§ What this task involves:
Reproduce the listing that follows with no differences at all.

§ Supplied information:
----

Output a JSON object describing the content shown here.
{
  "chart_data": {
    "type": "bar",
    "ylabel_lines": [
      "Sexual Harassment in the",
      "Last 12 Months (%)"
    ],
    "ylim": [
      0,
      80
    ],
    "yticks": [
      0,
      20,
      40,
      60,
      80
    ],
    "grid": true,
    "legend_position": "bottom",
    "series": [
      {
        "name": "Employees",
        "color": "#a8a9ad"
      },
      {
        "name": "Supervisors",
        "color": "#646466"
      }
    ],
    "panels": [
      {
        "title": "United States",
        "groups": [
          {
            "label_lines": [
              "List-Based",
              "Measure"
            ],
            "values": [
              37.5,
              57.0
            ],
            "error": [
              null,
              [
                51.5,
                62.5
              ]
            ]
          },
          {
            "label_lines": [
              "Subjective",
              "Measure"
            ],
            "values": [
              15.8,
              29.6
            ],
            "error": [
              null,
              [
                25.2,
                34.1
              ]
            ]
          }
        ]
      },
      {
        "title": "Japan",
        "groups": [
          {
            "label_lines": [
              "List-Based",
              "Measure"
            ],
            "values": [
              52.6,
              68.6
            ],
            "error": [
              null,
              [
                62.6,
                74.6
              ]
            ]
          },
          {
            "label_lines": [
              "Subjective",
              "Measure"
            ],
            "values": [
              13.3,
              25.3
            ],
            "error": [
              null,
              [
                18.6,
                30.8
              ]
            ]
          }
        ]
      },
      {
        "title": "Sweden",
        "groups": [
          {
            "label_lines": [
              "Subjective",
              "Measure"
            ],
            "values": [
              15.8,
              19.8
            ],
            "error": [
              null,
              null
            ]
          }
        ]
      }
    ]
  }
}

----

§ Response:
Output a JSON object describing the content shown here.
{
  "chart_data": {
    "type": "bar",
    "ylabel_lines": [
      "Sexual Harassment in the",
      "Last 12 Months (%)"
    ],
    "ylim": [
      0,
      80
    ],
    "yticks": [
      0,
      20,
      40,
      60,
      80
    ],
    "grid": true,
    "legend_position": "bottom",
    "series": [
      {
        "name": "Employees",
        "color": "#a8a9ad"
      },
      {
        "name": "Supervisors",
        "color": "#646466"
      }
    ],
    "panels": [
      {
        "title": "United States",
        "groups": [
          {
            "label_lines": [
              "List-Based",
              "Measure"
            ],
            "values": [
              37.5,
              57.0
            ],
            "error": [
              null,
              [
                51.5,
                62.5
              ]
            ]
          },
          {
            "label_lines": [
              "Subjective",
              "Measure"
            ],
            "values": [
              15.8,
              29.6
            ],
            "error": [
              null,
              [
                25.2,
                34.1
              ]
            ]
          }
        ]
      },
      {
        "title": "Japan",
        "groups": [
          {
            "label_lines": [
              "List-Based",
              "Measure"
            ],
            "values": [
              52.6,
              68.6
            ],
            "error": [
              null,
              [
                62.6,
                74.6
              ]
            ]
          },
          {
            "label_lines": [
              "Subjective",
              "Measure"
            ],
            "values": [
              13.3,
              25.3
            ],
            "error": [
              null,
              [
                18.6,
                30.8
              ]
            ]
          }
        ]
      },
      {
        "title": "Sweden",
        "groups": [
          {
            "label_lines": [
              "Subjective",
              "Measure"
            ],
            "values": [
              15.8,
              19.8
            ],
            "error": [
              null,
              null
            ]
          }
        ]
      }
    ]
  }
}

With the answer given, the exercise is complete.